▶ Do this: Your task is to locate every line holding the string "start" and to copy each of them.

▶ Data for processing:
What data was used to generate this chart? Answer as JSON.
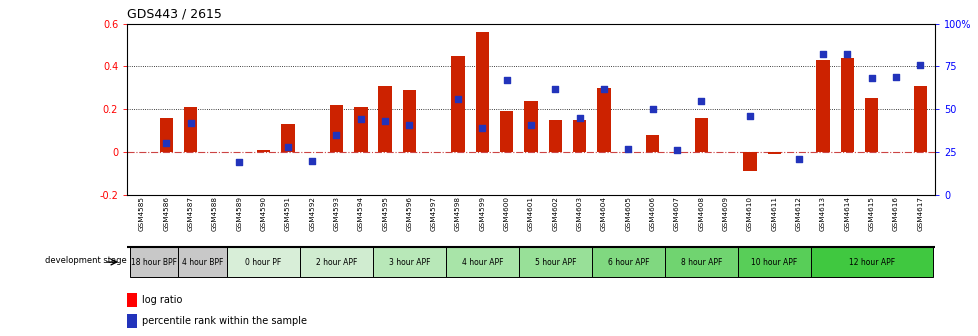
{
  "title": "GDS443 / 2615",
  "samples": [
    "GSM4585",
    "GSM4586",
    "GSM4587",
    "GSM4588",
    "GSM4589",
    "GSM4590",
    "GSM4591",
    "GSM4592",
    "GSM4593",
    "GSM4594",
    "GSM4595",
    "GSM4596",
    "GSM4597",
    "GSM4598",
    "GSM4599",
    "GSM4600",
    "GSM4601",
    "GSM4602",
    "GSM4603",
    "GSM4604",
    "GSM4605",
    "GSM4606",
    "GSM4607",
    "GSM4608",
    "GSM4609",
    "GSM4610",
    "GSM4611",
    "GSM4612",
    "GSM4613",
    "GSM4614",
    "GSM4615",
    "GSM4616",
    "GSM4617"
  ],
  "log_ratio": [
    0.0,
    0.16,
    0.21,
    0.0,
    0.0,
    0.01,
    0.13,
    0.0,
    0.22,
    0.21,
    0.31,
    0.29,
    0.0,
    0.45,
    0.56,
    0.19,
    0.24,
    0.15,
    0.15,
    0.3,
    0.0,
    0.08,
    0.0,
    0.16,
    0.0,
    -0.09,
    -0.01,
    0.0,
    0.43,
    0.44,
    0.25,
    0.0,
    0.31
  ],
  "percentile_pct": [
    0.0,
    30.0,
    42.0,
    0.0,
    19.0,
    0.0,
    28.0,
    20.0,
    35.0,
    44.0,
    43.0,
    41.0,
    0.0,
    56.0,
    39.0,
    67.0,
    41.0,
    62.0,
    45.0,
    62.0,
    27.0,
    50.0,
    26.0,
    55.0,
    0.0,
    46.0,
    0.0,
    21.0,
    82.0,
    82.0,
    68.0,
    69.0,
    76.0
  ],
  "stages": [
    {
      "label": "18 hour BPF",
      "start": 0,
      "end": 2,
      "color": "#c8c8c8"
    },
    {
      "label": "4 hour BPF",
      "start": 2,
      "end": 4,
      "color": "#c8c8c8"
    },
    {
      "label": "0 hour PF",
      "start": 4,
      "end": 7,
      "color": "#d8eed8"
    },
    {
      "label": "2 hour APF",
      "start": 7,
      "end": 10,
      "color": "#d0ecd0"
    },
    {
      "label": "3 hour APF",
      "start": 10,
      "end": 13,
      "color": "#b8e8b8"
    },
    {
      "label": "4 hour APF",
      "start": 13,
      "end": 16,
      "color": "#a8e4a8"
    },
    {
      "label": "5 hour APF",
      "start": 16,
      "end": 19,
      "color": "#98e098"
    },
    {
      "label": "6 hour APF",
      "start": 19,
      "end": 22,
      "color": "#80d880"
    },
    {
      "label": "8 hour APF",
      "start": 22,
      "end": 25,
      "color": "#70d470"
    },
    {
      "label": "10 hour APF",
      "start": 25,
      "end": 28,
      "color": "#58ce58"
    },
    {
      "label": "12 hour APF",
      "start": 28,
      "end": 33,
      "color": "#40c840"
    }
  ],
  "ylim_left": [
    -0.2,
    0.6
  ],
  "ylim_right": [
    0,
    100
  ],
  "bar_color": "#cc2200",
  "point_color": "#2233bb",
  "hline0_color": "#cc4444",
  "dotted_color": "#555555"
}
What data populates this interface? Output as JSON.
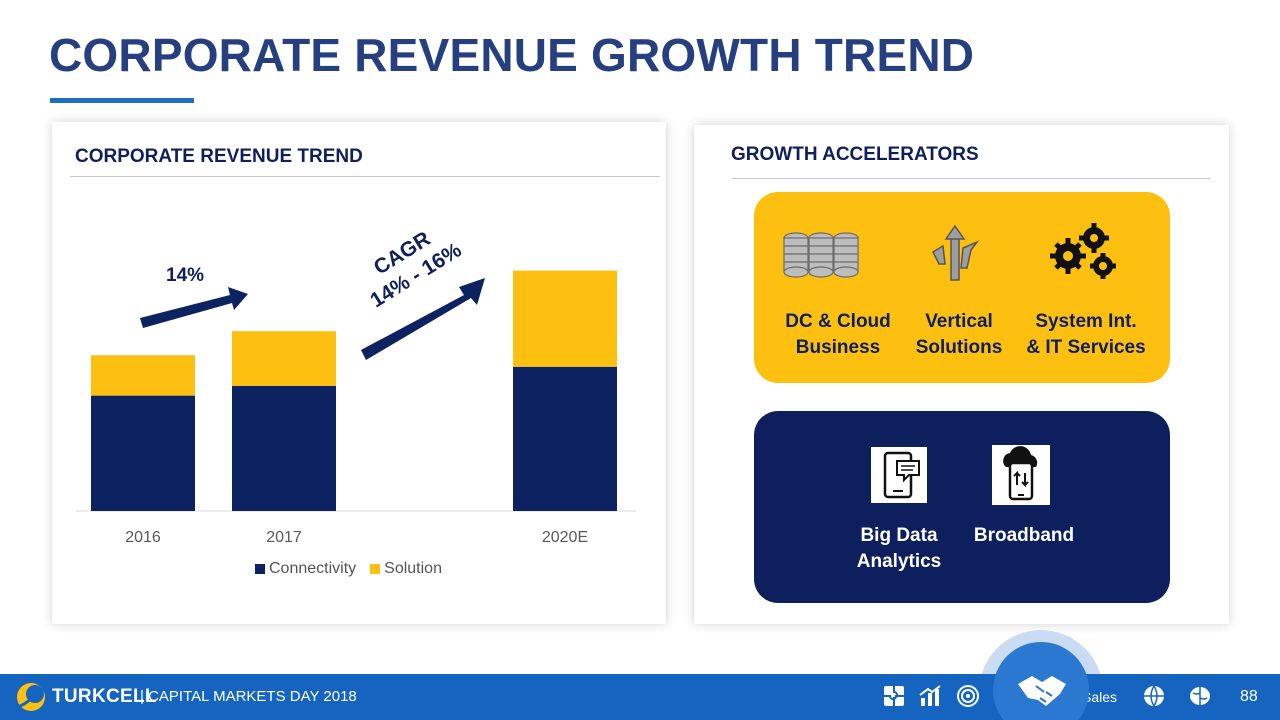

▶ Solution to this task:
      "start": 0,
      "start": 2,
      "start": 4,
      "start": 7,
      "start": 10,
      "start": 13,
      "start": 16,
      "start": 19,
      "start": 22,
      "start": 25,
      "start": 28,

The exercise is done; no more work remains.